EXTRACTED RECORDS:

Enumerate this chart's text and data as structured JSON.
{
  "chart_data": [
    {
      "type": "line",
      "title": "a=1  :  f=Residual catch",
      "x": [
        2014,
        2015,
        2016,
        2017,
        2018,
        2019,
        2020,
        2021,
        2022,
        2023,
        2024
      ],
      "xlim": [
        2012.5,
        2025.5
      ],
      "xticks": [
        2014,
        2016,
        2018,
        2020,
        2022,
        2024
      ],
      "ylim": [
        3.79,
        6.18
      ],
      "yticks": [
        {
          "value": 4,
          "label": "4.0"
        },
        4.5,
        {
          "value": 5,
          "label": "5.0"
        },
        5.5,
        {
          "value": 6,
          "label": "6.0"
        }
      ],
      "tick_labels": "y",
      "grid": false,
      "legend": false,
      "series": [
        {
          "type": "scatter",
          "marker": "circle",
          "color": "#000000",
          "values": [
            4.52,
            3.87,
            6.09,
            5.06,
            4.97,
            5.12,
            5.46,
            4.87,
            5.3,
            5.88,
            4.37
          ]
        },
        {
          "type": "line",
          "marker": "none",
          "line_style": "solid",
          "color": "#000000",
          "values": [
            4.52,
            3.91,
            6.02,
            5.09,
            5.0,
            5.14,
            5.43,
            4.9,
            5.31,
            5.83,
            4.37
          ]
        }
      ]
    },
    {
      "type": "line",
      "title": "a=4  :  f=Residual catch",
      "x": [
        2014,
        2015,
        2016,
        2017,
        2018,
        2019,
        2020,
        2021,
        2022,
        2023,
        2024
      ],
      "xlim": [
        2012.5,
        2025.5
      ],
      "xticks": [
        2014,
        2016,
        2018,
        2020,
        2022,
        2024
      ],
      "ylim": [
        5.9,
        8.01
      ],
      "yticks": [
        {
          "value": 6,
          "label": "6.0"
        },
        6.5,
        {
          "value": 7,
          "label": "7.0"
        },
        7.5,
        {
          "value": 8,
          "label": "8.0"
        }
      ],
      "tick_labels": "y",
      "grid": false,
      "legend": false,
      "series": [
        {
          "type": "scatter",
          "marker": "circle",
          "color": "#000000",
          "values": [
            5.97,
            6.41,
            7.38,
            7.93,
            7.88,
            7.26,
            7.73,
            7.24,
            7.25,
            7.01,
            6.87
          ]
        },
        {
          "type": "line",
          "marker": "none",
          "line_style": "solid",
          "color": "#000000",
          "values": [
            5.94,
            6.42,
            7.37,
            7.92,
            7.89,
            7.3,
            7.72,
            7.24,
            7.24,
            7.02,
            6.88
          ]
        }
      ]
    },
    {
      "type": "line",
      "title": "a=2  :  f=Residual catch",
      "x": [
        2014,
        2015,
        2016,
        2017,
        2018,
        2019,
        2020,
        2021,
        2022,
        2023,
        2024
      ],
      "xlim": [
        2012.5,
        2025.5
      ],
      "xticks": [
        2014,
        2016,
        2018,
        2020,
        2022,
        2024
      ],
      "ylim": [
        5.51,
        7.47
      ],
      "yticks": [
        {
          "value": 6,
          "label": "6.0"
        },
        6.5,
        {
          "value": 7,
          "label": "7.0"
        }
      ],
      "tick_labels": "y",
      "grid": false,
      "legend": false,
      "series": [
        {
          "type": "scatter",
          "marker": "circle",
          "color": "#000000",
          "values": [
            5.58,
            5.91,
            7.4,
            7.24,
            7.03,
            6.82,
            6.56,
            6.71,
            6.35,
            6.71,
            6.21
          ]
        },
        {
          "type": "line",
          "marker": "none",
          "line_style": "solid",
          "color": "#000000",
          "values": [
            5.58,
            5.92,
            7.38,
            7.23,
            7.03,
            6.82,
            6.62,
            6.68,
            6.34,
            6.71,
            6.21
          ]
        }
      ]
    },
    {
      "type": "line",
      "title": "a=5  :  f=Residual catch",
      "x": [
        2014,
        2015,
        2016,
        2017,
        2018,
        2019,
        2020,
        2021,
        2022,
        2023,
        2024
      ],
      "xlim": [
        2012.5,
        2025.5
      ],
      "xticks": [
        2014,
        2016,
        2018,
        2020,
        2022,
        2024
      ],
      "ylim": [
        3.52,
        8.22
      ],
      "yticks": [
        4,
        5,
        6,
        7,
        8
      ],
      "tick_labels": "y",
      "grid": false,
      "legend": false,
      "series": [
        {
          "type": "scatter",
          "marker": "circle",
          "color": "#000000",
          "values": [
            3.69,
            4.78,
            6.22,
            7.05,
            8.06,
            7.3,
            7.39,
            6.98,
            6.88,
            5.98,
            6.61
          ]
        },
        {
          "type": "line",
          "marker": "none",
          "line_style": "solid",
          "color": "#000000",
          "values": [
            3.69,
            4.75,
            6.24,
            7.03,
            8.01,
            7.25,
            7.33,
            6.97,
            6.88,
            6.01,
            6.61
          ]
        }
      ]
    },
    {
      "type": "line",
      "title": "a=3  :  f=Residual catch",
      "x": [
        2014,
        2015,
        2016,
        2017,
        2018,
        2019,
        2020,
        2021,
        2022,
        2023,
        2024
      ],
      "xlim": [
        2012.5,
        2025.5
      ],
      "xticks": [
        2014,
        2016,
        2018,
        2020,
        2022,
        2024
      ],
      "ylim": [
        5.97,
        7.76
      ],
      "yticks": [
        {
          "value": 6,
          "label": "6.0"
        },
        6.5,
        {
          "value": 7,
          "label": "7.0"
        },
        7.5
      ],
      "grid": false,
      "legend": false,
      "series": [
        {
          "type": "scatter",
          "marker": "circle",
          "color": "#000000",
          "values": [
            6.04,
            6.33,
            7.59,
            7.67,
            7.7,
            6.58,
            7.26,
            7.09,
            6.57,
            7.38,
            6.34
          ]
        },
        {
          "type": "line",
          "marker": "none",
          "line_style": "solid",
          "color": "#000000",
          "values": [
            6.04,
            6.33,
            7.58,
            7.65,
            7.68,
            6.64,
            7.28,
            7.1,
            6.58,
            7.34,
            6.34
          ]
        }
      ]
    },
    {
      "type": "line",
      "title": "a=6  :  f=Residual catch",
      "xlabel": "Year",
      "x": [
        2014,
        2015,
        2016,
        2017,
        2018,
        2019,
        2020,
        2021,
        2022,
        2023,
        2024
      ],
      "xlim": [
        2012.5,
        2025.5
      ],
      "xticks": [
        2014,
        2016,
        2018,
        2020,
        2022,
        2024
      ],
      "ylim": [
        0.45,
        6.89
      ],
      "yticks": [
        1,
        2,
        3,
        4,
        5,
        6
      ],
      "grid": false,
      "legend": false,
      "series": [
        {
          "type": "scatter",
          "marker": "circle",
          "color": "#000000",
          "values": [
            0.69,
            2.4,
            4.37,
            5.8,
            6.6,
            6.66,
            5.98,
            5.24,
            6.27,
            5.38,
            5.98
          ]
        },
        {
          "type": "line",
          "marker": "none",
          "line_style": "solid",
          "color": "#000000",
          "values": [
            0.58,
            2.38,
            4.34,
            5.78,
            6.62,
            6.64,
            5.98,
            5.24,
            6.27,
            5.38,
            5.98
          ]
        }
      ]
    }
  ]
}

TASK BRIEF:
Restate the whole of the material exactly.

PROBLEM SOLUTION:
Enumerate this chart's text and data as structured JSON.
{
  "chart_data": [
    {
      "type": "line",
      "title": "a=1  :  f=Residual catch",
      "x": [
        2014,
        2015,
        2016,
        2017,
        2018,
        2019,
        2020,
        2021,
        2022,
        2023,
        2024
      ],
      "xlim": [
        2012.5,
        2025.5
      ],
      "xticks": [
        2014,
        2016,
        2018,
        2020,
        2022,
        2024
      ],
      "ylim": [
        3.79,
        6.18
      ],
      "yticks": [
        {
          "value": 4,
          "label": "4.0"
        },
        4.5,
        {
          "value": 5,
          "label": "5.0"
        },
        5.5,
        {
          "value": 6,
          "label": "6.0"
        }
      ],
      "tick_labels": "y",
      "grid": false,
      "legend": false,
      "series": [
        {
          "type": "scatter",
          "marker": "circle",
          "color": "#000000",
          "values": [
            4.52,
            3.87,
            6.09,
            5.06,
            4.97,
            5.12,
            5.46,
            4.87,
            5.3,
            5.88,
            4.37
          ]
        },
        {
          "type": "line",
          "marker": "none",
          "line_style": "solid",
          "color": "#000000",
          "values": [
            4.52,
            3.91,
            6.02,
            5.09,
            5.0,
            5.14,
            5.43,
            4.9,
            5.31,
            5.83,
            4.37
          ]
        }
      ]
    },
    {
      "type": "line",
      "title": "a=4  :  f=Residual catch",
      "x": [
        2014,
        2015,
        2016,
        2017,
        2018,
        2019,
        2020,
        2021,
        2022,
        2023,
        2024
      ],
      "xlim": [
        2012.5,
        2025.5
      ],
      "xticks": [
        2014,
        2016,
        2018,
        2020,
        2022,
        2024
      ],
      "ylim": [
        5.9,
        8.01
      ],
      "yticks": [
        {
          "value": 6,
          "label": "6.0"
        },
        6.5,
        {
          "value": 7,
          "label": "7.0"
        },
        7.5,
        {
          "value": 8,
          "label": "8.0"
        }
      ],
      "tick_labels": "y",
      "grid": false,
      "legend": false,
      "series": [
        {
          "type": "scatter",
          "marker": "circle",
          "color": "#000000",
          "values": [
            5.97,
            6.41,
            7.38,
            7.93,
            7.88,
            7.26,
            7.73,
            7.24,
            7.25,
            7.01,
            6.87
          ]
        },
        {
          "type": "line",
          "marker": "none",
          "line_style": "solid",
          "color": "#000000",
          "values": [
            5.94,
            6.42,
            7.37,
            7.92,
            7.89,
            7.3,
            7.72,
            7.24,
            7.24,
            7.02,
            6.88
          ]
        }
      ]
    },
    {
      "type": "line",
      "title": "a=2  :  f=Residual catch",
      "x": [
        2014,
        2015,
        2016,
        2017,
        2018,
        2019,
        2020,
        2021,
        2022,
        2023,
        2024
      ],
      "xlim": [
        2012.5,
        2025.5
      ],
      "xticks": [
        2014,
        2016,
        2018,
        2020,
        2022,
        2024
      ],
      "ylim": [
        5.51,
        7.47
      ],
      "yticks": [
        {
          "value": 6,
          "label": "6.0"
        },
        6.5,
        {
          "value": 7,
          "label": "7.0"
        }
      ],
      "tick_labels": "y",
      "grid": false,
      "legend": false,
      "series": [
        {
          "type": "scatter",
          "marker": "circle",
          "color": "#000000",
          "values": [
            5.58,
            5.91,
            7.4,
            7.24,
            7.03,
            6.82,
            6.56,
            6.71,
            6.35,
            6.71,
            6.21
          ]
        },
        {
          "type": "line",
          "marker": "none",
          "line_style": "solid",
          "color": "#000000",
          "values": [
            5.58,
            5.92,
            7.38,
            7.23,
            7.03,
            6.82,
            6.62,
            6.68,
            6.34,
            6.71,
            6.21
          ]
        }
      ]
    },
    {
      "type": "line",
      "title": "a=5  :  f=Residual catch",
      "x": [
        2014,
        2015,
        2016,
        2017,
        2018,
        2019,
        2020,
        2021,
        2022,
        2023,
        2024
      ],
      "xlim": [
        2012.5,
        2025.5
      ],
      "xticks": [
        2014,
        2016,
        2018,
        2020,
        2022,
        2024
      ],
      "ylim": [
        3.52,
        8.22
      ],
      "yticks": [
        4,
        5,
        6,
        7,
        8
      ],
      "tick_labels": "y",
      "grid": false,
      "legend": false,
      "series": [
        {
          "type": "scatter",
          "marker": "circle",
          "color": "#000000",
          "values": [
            3.69,
            4.78,
            6.22,
            7.05,
            8.06,
            7.3,
            7.39,
            6.98,
            6.88,
            5.98,
            6.61
          ]
        },
        {
          "type": "line",
          "marker": "none",
          "line_style": "solid",
          "color": "#000000",
          "values": [
            3.69,
            4.75,
            6.24,
            7.03,
            8.01,
            7.25,
            7.33,
            6.97,
            6.88,
            6.01,
            6.61
          ]
        }
      ]
    },
    {
      "type": "line",
      "title": "a=3  :  f=Residual catch",
      "x": [
        2014,
        2015,
        2016,
        2017,
        2018,
        2019,
        2020,
        2021,
        2022,
        2023,
        2024
      ],
      "xlim": [
        2012.5,
        2025.5
      ],
      "xticks": [
        2014,
        2016,
        2018,
        2020,
        2022,
        2024
      ],
      "ylim": [
        5.97,
        7.76
      ],
      "yticks": [
        {
          "value": 6,
          "label": "6.0"
        },
        6.5,
        {
          "value": 7,
          "label": "7.0"
        },
        7.5
      ],
      "grid": false,
      "legend": false,
      "series": [
        {
          "type": "scatter",
          "marker": "circle",
          "color": "#000000",
          "values": [
            6.04,
            6.33,
            7.59,
            7.67,
            7.7,
            6.58,
            7.26,
            7.09,
            6.57,
            7.38,
            6.34
          ]
        },
        {
          "type": "line",
          "marker": "none",
          "line_style": "solid",
          "color": "#000000",
          "values": [
            6.04,
            6.33,
            7.58,
            7.65,
            7.68,
            6.64,
            7.28,
            7.1,
            6.58,
            7.34,
            6.34
          ]
        }
      ]
    },
    {
      "type": "line",
      "title": "a=6  :  f=Residual catch",
      "xlabel": "Year",
      "x": [
        2014,
        2015,
        2016,
        2017,
        2018,
        2019,
        2020,
        2021,
        2022,
        2023,
        2024
      ],
      "xlim": [
        2012.5,
        2025.5
      ],
      "xticks": [
        2014,
        2016,
        2018,
        2020,
        2022,
        2024
      ],
      "ylim": [
        0.45,
        6.89
      ],
      "yticks": [
        1,
        2,
        3,
        4,
        5,
        6
      ],
      "grid": false,
      "legend": false,
      "series": [
        {
          "type": "scatter",
          "marker": "circle",
          "color": "#000000",
          "values": [
            0.69,
            2.4,
            4.37,
            5.8,
            6.6,
            6.66,
            5.98,
            5.24,
            6.27,
            5.38,
            5.98
          ]
        },
        {
          "type": "line",
          "marker": "none",
          "line_style": "solid",
          "color": "#000000",
          "values": [
            0.58,
            2.38,
            4.34,
            5.78,
            6.62,
            6.64,
            5.98,
            5.24,
            6.27,
            5.38,
            5.98
          ]
        }
      ]
    }
  ]
}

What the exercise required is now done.